* **WORK TO BE COMPLETED**: Report each line of the data that has "structured" somewhere in it.

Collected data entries
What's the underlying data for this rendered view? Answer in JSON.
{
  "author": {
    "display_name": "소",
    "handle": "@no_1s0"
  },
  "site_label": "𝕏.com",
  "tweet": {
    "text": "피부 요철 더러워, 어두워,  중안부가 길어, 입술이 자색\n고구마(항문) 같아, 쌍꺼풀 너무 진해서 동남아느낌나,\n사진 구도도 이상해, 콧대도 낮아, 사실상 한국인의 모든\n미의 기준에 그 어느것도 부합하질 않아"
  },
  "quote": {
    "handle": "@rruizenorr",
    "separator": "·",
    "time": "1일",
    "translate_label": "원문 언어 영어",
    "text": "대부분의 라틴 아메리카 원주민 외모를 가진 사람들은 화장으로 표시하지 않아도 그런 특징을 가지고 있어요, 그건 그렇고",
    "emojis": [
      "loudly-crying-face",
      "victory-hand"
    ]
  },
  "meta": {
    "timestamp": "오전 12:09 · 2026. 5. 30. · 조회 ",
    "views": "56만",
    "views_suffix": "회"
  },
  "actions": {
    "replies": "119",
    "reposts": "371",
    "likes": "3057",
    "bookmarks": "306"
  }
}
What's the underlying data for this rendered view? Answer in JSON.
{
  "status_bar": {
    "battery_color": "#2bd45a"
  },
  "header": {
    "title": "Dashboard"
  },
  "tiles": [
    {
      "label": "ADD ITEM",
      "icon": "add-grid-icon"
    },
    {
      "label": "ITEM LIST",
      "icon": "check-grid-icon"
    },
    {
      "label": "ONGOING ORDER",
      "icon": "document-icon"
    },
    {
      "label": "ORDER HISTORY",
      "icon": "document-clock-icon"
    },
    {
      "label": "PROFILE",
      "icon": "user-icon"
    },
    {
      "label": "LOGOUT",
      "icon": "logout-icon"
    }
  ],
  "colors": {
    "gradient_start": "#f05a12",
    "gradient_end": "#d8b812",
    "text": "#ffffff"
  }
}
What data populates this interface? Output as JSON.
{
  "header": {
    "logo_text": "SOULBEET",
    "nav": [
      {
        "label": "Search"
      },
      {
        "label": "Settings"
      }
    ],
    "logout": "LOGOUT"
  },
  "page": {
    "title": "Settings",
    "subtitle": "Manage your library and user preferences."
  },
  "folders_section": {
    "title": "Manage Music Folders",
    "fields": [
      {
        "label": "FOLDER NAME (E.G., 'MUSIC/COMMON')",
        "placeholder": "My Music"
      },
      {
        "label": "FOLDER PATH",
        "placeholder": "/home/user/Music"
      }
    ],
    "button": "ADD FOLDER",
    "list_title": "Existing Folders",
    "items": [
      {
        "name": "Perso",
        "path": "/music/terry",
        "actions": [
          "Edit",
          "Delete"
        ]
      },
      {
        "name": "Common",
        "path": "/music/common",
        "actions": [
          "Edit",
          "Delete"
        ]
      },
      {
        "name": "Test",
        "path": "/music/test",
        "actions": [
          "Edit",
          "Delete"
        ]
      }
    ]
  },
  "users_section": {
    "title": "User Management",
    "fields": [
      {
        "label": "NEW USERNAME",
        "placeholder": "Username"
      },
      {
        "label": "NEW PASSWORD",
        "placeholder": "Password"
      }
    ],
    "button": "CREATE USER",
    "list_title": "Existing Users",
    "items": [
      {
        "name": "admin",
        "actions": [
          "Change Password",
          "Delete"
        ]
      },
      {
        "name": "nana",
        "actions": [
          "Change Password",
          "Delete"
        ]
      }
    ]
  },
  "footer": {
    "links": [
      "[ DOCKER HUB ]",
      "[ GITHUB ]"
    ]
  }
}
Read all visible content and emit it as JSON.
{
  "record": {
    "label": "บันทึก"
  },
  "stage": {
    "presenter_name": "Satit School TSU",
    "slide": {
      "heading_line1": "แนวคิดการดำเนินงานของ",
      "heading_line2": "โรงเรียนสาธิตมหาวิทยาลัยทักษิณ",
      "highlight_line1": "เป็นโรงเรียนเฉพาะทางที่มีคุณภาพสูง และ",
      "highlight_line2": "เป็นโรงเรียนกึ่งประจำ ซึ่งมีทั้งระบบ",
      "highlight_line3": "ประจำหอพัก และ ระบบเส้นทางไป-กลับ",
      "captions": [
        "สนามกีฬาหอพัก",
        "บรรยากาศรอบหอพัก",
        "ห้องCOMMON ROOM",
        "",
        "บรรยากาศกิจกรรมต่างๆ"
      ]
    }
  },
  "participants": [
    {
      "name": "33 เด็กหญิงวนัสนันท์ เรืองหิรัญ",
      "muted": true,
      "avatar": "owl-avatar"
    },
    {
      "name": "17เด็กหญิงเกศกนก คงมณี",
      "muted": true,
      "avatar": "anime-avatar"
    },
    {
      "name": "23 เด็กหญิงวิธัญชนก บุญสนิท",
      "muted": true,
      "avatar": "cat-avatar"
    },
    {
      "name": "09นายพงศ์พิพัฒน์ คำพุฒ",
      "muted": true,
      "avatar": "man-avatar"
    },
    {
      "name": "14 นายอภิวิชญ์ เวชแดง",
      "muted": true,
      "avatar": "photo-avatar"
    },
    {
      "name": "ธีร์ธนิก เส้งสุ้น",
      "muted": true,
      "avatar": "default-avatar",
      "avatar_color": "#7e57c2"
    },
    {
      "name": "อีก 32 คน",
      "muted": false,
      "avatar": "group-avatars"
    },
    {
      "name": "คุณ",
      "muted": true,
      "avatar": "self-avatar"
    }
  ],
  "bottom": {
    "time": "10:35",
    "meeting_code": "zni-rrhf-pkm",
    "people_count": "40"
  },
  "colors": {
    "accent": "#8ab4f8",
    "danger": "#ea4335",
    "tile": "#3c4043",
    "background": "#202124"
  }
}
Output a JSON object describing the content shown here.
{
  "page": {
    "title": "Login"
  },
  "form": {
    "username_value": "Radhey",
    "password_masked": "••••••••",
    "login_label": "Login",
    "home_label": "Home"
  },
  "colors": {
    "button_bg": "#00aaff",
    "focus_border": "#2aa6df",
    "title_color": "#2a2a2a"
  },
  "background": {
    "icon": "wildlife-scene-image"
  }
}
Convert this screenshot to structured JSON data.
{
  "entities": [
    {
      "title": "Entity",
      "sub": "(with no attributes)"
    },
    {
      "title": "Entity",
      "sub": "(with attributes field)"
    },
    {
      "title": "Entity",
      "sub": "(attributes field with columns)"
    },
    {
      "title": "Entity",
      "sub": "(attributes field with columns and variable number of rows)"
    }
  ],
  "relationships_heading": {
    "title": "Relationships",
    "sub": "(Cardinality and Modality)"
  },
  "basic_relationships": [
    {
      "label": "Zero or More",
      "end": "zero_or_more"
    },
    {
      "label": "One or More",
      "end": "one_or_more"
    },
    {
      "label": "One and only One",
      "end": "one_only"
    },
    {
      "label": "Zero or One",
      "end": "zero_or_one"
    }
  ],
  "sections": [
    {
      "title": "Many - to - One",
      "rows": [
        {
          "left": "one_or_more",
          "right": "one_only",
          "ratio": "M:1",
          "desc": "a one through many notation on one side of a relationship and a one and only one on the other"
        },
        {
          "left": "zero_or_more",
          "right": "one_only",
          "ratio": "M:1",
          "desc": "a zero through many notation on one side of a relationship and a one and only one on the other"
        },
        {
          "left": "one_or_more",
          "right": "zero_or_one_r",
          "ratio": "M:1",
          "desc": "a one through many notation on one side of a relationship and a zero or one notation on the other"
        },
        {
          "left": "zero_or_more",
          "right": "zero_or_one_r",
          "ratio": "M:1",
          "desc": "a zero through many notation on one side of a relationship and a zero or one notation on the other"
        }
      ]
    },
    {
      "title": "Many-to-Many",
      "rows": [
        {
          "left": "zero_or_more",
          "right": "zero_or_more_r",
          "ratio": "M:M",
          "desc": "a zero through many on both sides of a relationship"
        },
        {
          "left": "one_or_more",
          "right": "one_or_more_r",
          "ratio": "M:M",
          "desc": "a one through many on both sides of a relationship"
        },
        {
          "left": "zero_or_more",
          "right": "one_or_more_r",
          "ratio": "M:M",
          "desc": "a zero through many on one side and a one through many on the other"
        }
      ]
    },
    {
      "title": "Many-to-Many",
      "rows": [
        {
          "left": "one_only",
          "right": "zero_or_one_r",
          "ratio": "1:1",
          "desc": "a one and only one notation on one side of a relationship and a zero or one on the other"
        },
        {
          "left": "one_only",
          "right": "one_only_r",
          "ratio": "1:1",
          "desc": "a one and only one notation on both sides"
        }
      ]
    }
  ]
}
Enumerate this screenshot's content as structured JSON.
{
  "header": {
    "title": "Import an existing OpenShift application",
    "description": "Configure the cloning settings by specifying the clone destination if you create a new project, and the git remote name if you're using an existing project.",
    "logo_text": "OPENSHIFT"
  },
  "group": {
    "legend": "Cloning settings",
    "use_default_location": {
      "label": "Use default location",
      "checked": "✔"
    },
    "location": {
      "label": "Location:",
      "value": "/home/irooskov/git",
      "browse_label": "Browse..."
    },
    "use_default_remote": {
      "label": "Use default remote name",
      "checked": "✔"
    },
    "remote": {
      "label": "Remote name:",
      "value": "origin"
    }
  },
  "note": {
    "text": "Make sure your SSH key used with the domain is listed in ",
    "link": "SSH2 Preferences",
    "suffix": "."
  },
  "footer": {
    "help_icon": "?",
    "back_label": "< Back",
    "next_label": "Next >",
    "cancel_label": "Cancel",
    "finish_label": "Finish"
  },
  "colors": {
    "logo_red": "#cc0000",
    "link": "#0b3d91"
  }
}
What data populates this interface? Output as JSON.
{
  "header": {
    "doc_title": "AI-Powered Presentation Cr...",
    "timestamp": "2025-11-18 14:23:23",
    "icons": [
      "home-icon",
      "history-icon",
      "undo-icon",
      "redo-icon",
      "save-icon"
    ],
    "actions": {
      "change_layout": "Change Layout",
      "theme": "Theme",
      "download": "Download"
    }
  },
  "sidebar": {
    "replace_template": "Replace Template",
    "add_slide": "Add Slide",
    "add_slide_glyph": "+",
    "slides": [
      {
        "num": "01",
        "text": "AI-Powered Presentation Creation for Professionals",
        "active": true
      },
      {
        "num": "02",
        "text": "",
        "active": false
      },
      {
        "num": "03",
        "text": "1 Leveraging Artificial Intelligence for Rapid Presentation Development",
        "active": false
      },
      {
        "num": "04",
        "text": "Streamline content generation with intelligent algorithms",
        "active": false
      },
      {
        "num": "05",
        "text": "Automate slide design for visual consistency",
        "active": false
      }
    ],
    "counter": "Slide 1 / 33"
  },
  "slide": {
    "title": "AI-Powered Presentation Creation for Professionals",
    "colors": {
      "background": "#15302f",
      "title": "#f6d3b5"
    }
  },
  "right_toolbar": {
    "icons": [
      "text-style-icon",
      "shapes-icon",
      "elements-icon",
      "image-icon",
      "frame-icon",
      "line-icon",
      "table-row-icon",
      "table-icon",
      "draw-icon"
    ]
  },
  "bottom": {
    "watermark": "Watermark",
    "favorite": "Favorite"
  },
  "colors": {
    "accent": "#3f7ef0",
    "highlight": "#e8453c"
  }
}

* **EXERCISE SOLUTION**:
Convert this screenshot to structured JSON data.
Enumerate this screenshot's content as structured JSON.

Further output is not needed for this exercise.